#### Stored records ####
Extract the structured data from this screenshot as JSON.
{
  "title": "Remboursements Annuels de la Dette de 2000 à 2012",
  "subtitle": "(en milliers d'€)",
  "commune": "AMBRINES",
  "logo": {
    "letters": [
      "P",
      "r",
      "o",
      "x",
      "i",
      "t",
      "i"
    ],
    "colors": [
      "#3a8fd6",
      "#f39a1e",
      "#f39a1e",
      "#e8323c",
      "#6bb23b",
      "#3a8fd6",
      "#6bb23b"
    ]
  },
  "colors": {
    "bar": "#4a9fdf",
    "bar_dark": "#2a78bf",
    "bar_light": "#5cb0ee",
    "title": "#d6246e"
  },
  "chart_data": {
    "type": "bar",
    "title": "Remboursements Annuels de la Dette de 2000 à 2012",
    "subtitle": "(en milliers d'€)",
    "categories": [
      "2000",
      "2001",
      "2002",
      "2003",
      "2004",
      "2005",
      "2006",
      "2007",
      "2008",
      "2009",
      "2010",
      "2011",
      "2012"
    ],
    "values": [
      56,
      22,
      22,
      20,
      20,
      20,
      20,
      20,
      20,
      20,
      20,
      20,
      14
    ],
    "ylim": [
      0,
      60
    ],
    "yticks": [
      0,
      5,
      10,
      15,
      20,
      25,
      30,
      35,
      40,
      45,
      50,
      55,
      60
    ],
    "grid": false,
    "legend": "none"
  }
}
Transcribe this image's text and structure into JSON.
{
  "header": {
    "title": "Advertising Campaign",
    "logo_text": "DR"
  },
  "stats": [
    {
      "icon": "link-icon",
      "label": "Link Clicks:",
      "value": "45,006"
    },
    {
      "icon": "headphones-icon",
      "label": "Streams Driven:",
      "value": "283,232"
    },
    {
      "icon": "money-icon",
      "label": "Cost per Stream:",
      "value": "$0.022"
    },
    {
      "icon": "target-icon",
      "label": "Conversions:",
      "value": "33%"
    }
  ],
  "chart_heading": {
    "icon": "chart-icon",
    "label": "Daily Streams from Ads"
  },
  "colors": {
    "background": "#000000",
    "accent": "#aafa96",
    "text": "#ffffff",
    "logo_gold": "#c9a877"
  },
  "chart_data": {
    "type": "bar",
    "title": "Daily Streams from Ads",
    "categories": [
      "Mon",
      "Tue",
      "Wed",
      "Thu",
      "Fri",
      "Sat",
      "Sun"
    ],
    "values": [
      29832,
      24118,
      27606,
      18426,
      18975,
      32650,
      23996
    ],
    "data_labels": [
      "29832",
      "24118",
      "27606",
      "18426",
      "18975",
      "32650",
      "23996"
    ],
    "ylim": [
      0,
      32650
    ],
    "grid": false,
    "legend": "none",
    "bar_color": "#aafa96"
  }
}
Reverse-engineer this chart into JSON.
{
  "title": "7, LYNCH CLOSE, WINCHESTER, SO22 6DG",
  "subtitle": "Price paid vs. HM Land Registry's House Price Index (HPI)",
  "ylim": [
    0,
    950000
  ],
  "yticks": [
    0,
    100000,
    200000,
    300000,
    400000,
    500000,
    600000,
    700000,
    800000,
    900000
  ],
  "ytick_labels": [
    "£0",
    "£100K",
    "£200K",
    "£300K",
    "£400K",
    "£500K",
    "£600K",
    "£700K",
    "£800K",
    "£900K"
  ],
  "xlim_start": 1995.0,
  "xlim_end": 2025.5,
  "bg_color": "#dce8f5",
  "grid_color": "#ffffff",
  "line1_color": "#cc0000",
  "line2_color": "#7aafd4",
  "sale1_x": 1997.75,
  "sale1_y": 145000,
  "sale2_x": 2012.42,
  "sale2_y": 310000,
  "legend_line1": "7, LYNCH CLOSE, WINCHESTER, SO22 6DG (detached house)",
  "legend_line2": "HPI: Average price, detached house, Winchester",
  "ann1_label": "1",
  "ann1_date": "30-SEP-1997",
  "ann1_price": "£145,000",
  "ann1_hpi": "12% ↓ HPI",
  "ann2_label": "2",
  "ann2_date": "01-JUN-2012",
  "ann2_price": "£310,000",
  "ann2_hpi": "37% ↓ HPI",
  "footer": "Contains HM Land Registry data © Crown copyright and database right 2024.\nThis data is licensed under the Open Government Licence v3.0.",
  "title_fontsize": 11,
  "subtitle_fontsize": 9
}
####
Your instructions:
Each entry above needs to be retyped exactly.

Task response:
Extract the structured data from this screenshot as JSON.
{
  "title": "Remboursements Annuels de la Dette de 2000 à 2012",
  "subtitle": "(en milliers d'€)",
  "commune": "AMBRINES",
  "logo": {
    "letters": [
      "P",
      "r",
      "o",
      "x",
      "i",
      "t",
      "i"
    ],
    "colors": [
      "#3a8fd6",
      "#f39a1e",
      "#f39a1e",
      "#e8323c",
      "#6bb23b",
      "#3a8fd6",
      "#6bb23b"
    ]
  },
  "colors": {
    "bar": "#4a9fdf",
    "bar_dark": "#2a78bf",
    "bar_light": "#5cb0ee",
    "title": "#d6246e"
  },
  "chart_data": {
    "type": "bar",
    "title": "Remboursements Annuels de la Dette de 2000 à 2012",
    "subtitle": "(en milliers d'€)",
    "categories": [
      "2000",
      "2001",
      "2002",
      "2003",
      "2004",
      "2005",
      "2006",
      "2007",
      "2008",
      "2009",
      "2010",
      "2011",
      "2012"
    ],
    "values": [
      56,
      22,
      22,
      20,
      20,
      20,
      20,
      20,
      20,
      20,
      20,
      20,
      14
    ],
    "ylim": [
      0,
      60
    ],
    "yticks": [
      0,
      5,
      10,
      15,
      20,
      25,
      30,
      35,
      40,
      45,
      50,
      55,
      60
    ],
    "grid": false,
    "legend": "none"
  }
}
Transcribe this image's text and structure into JSON.
{
  "header": {
    "title": "Advertising Campaign",
    "logo_text": "DR"
  },
  "stats": [
    {
      "icon": "link-icon",
      "label": "Link Clicks:",
      "value": "45,006"
    },
    {
      "icon": "headphones-icon",
      "label": "Streams Driven:",
      "value": "283,232"
    },
    {
      "icon": "money-icon",
      "label": "Cost per Stream:",
      "value": "$0.022"
    },
    {
      "icon": "target-icon",
      "label": "Conversions:",
      "value": "33%"
    }
  ],
  "chart_heading": {
    "icon": "chart-icon",
    "label": "Daily Streams from Ads"
  },
  "colors": {
    "background": "#000000",
    "accent": "#aafa96",
    "text": "#ffffff",
    "logo_gold": "#c9a877"
  },
  "chart_data": {
    "type": "bar",
    "title": "Daily Streams from Ads",
    "categories": [
      "Mon",
      "Tue",
      "Wed",
      "Thu",
      "Fri",
      "Sat",
      "Sun"
    ],
    "values": [
      29832,
      24118,
      27606,
      18426,
      18975,
      32650,
      23996
    ],
    "data_labels": [
      "29832",
      "24118",
      "27606",
      "18426",
      "18975",
      "32650",
      "23996"
    ],
    "ylim": [
      0,
      32650
    ],
    "grid": false,
    "legend": "none",
    "bar_color": "#aafa96"
  }
}
Reverse-engineer this chart into JSON.
{
  "title": "7, LYNCH CLOSE, WINCHESTER, SO22 6DG",
  "subtitle": "Price paid vs. HM Land Registry's House Price Index (HPI)",
  "ylim": [
    0,
    950000
  ],
  "yticks": [
    0,
    100000,
    200000,
    300000,
    400000,
    500000,
    600000,
    700000,
    800000,
    900000
  ],
  "ytick_labels": [
    "£0",
    "£100K",
    "£200K",
    "£300K",
    "£400K",
    "£500K",
    "£600K",
    "£700K",
    "£800K",
    "£900K"
  ],
  "xlim_start": 1995.0,
  "xlim_end": 2025.5,
  "bg_color": "#dce8f5",
  "grid_color": "#ffffff",
  "line1_color": "#cc0000",
  "line2_color": "#7aafd4",
  "sale1_x": 1997.75,
  "sale1_y": 145000,
  "sale2_x": 2012.42,
  "sale2_y": 310000,
  "legend_line1": "7, LYNCH CLOSE, WINCHESTER, SO22 6DG (detached house)",
  "legend_line2": "HPI: Average price, detached house, Winchester",
  "ann1_label": "1",
  "ann1_date": "30-SEP-1997",
  "ann1_price": "£145,000",
  "ann1_hpi": "12% ↓ HPI",
  "ann2_label": "2",
  "ann2_date": "01-JUN-2012",
  "ann2_price": "£310,000",
  "ann2_hpi": "37% ↓ HPI",
  "footer": "Contains HM Land Registry data © Crown copyright and database right 2024.\nThis data is licensed under the Open Government Licence v3.0.",
  "title_fontsize": 11,
  "subtitle_fontsize": 9
}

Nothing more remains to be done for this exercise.